**WHAT IS NEEDED:**
Identify and copy all lines of the material where the string "Schalter" is found.
____
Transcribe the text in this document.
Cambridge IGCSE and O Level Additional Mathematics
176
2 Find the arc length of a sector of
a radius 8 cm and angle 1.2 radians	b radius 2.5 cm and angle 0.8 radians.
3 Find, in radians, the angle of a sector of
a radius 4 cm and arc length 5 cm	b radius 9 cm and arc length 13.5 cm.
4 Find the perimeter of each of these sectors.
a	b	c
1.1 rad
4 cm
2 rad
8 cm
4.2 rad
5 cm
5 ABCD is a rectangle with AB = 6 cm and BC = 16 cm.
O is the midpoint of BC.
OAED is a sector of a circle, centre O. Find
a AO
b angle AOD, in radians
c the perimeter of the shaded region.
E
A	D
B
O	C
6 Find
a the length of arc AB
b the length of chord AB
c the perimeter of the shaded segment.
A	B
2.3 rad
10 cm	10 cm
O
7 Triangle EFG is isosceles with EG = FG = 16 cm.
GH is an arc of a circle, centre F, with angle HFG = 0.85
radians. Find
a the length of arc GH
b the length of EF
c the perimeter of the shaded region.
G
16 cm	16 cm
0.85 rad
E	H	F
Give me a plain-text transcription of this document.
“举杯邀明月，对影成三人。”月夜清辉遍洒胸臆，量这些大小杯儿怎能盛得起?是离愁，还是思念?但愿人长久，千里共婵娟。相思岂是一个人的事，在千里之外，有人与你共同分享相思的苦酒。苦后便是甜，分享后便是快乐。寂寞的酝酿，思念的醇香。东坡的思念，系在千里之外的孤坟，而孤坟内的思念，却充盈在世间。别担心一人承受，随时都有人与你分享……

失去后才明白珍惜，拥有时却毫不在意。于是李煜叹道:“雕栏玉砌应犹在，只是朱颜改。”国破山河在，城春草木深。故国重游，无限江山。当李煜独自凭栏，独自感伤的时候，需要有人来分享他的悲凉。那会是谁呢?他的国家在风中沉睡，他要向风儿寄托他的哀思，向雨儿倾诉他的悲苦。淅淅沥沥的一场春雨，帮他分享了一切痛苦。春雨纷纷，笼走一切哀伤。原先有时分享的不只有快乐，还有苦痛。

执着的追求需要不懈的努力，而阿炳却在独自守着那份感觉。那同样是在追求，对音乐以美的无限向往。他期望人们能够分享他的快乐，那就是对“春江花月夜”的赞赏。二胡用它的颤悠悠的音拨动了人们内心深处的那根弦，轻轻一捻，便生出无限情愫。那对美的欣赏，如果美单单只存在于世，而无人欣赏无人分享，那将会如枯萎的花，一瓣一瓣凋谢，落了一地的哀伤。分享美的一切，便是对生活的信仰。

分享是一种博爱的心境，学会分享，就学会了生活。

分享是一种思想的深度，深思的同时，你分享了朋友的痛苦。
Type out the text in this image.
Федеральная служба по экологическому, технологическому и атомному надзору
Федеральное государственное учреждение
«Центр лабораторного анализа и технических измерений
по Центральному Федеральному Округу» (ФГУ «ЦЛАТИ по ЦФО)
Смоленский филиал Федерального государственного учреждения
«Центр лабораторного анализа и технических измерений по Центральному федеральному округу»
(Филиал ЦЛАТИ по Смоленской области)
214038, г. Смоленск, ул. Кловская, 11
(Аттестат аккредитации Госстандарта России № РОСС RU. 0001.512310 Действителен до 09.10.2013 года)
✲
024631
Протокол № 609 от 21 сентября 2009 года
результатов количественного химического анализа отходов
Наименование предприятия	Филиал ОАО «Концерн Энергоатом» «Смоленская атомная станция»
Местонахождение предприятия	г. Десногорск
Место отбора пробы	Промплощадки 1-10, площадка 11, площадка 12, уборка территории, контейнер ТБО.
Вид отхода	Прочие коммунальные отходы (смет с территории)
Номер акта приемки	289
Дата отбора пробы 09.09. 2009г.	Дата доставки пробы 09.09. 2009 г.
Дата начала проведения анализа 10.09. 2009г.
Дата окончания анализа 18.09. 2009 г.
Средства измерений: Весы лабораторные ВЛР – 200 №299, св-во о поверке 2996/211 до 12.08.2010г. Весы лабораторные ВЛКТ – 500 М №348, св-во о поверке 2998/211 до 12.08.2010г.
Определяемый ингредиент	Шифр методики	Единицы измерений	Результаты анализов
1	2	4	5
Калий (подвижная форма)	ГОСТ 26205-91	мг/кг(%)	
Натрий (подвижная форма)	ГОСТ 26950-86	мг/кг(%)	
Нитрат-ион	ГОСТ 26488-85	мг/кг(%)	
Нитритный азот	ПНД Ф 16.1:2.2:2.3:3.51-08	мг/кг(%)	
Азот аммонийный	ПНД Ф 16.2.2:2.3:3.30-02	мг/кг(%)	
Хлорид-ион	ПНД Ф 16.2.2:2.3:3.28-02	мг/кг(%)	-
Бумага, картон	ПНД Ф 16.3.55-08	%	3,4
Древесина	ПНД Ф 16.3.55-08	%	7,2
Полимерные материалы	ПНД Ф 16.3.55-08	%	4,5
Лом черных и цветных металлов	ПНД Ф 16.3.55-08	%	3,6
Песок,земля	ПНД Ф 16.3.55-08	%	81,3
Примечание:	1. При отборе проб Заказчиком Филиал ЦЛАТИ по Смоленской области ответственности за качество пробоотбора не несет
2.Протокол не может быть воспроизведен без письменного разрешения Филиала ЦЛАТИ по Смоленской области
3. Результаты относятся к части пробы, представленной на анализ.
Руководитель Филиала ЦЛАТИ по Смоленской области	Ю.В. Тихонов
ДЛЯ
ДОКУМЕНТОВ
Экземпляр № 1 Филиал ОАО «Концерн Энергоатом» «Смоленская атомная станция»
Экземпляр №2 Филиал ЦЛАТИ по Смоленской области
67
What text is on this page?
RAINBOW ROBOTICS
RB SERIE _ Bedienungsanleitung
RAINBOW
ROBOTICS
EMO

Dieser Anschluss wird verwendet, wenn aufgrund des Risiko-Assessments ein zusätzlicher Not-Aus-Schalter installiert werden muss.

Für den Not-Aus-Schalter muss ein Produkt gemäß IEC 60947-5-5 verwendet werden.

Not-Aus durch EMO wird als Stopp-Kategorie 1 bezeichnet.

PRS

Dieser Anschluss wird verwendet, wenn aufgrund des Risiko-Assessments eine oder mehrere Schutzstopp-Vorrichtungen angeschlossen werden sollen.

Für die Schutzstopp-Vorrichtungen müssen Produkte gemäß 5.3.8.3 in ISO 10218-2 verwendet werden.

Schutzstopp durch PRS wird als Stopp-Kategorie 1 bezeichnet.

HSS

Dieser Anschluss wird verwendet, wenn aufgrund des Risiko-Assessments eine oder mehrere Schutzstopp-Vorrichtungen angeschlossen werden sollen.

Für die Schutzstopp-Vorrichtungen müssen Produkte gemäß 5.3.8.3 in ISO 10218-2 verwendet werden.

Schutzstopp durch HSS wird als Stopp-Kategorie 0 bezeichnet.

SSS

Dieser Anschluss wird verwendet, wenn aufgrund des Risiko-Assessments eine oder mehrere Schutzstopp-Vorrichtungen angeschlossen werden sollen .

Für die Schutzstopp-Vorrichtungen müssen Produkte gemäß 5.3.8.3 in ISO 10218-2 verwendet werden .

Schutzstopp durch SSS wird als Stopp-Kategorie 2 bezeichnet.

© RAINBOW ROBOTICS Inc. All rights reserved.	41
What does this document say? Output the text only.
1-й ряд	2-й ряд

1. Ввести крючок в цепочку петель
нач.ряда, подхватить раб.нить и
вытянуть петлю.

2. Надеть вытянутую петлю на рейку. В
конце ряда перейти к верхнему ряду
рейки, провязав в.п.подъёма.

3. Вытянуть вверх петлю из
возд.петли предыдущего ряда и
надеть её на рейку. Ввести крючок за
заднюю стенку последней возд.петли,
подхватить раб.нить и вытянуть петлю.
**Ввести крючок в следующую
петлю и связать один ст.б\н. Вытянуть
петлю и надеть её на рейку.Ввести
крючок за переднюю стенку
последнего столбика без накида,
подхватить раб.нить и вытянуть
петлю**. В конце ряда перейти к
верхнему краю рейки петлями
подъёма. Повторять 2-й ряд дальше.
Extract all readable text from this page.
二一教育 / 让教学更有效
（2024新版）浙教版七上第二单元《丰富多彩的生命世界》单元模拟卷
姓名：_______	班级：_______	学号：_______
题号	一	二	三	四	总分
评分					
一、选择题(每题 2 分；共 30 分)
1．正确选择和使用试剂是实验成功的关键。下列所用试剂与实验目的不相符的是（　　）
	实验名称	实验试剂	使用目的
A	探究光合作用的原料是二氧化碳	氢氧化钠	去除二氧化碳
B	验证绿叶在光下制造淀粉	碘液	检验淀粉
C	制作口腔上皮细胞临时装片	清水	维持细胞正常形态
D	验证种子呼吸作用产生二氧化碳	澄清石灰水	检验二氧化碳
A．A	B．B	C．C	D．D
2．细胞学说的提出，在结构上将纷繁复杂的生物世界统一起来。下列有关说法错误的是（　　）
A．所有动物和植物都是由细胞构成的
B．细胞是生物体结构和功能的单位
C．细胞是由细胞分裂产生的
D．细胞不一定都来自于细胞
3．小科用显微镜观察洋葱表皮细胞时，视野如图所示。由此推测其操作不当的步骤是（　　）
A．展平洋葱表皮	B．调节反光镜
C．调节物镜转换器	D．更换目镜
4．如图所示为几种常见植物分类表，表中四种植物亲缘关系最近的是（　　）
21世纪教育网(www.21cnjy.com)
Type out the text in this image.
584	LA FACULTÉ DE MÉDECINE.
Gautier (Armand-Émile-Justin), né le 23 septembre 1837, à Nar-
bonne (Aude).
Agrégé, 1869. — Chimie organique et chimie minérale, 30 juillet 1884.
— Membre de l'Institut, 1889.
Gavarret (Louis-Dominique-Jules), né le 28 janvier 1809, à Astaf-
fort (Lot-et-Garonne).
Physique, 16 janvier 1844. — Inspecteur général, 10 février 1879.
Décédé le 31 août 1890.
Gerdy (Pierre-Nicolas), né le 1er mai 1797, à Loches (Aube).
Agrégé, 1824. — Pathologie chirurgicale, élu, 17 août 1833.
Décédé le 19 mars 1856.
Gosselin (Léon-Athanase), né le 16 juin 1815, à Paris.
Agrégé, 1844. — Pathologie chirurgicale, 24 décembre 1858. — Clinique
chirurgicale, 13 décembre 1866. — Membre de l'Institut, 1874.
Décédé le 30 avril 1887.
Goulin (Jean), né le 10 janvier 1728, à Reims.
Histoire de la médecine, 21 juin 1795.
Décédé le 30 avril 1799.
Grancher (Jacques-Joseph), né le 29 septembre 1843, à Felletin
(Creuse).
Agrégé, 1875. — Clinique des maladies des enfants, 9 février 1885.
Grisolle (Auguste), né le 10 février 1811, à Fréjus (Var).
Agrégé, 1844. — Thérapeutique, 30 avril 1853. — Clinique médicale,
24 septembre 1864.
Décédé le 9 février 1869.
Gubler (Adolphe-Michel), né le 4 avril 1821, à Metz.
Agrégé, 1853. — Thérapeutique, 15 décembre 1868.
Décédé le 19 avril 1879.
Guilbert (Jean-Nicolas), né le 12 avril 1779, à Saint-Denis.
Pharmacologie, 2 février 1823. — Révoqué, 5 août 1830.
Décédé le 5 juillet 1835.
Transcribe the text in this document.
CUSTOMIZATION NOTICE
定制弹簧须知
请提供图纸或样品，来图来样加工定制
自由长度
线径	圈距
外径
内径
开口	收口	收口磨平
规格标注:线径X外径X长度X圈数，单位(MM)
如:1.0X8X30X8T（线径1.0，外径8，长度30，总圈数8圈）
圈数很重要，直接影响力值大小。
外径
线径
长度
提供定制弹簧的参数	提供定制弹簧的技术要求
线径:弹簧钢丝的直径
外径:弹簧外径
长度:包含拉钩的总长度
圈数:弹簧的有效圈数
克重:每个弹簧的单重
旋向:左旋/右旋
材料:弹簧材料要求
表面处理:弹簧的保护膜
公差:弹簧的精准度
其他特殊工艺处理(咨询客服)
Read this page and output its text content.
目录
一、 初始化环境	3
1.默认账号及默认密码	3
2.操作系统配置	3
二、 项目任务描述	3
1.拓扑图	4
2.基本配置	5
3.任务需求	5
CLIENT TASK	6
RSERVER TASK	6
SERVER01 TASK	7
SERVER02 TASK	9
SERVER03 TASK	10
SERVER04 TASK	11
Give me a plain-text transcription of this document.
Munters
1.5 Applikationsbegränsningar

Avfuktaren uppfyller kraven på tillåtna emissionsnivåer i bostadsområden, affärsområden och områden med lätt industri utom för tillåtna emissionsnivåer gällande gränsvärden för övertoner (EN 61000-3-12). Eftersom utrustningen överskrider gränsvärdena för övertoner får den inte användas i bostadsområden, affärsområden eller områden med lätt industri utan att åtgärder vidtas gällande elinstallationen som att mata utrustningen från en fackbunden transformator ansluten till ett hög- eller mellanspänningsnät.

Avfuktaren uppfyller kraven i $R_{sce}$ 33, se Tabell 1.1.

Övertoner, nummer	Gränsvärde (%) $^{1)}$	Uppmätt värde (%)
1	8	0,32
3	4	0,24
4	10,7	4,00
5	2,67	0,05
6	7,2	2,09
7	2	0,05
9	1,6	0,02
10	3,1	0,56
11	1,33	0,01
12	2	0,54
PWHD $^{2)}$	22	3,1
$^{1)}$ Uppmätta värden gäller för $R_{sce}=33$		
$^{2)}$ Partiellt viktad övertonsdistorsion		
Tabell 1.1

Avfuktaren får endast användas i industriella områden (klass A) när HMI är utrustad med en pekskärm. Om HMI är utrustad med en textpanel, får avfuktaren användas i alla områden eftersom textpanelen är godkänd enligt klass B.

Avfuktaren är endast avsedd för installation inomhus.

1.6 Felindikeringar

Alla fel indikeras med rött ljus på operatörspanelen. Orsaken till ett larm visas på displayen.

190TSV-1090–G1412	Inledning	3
____
**FINAL RESULT:**
Dieser Anschluss wird verwendet, wenn aufgrund des Risiko-Assessments ein zusätzlicher Not-Aus-Schalter installiert werden muss.
Für den Not-Aus-Schalter muss ein Produkt gemäß IEC 60947-5-5 verwendet werden.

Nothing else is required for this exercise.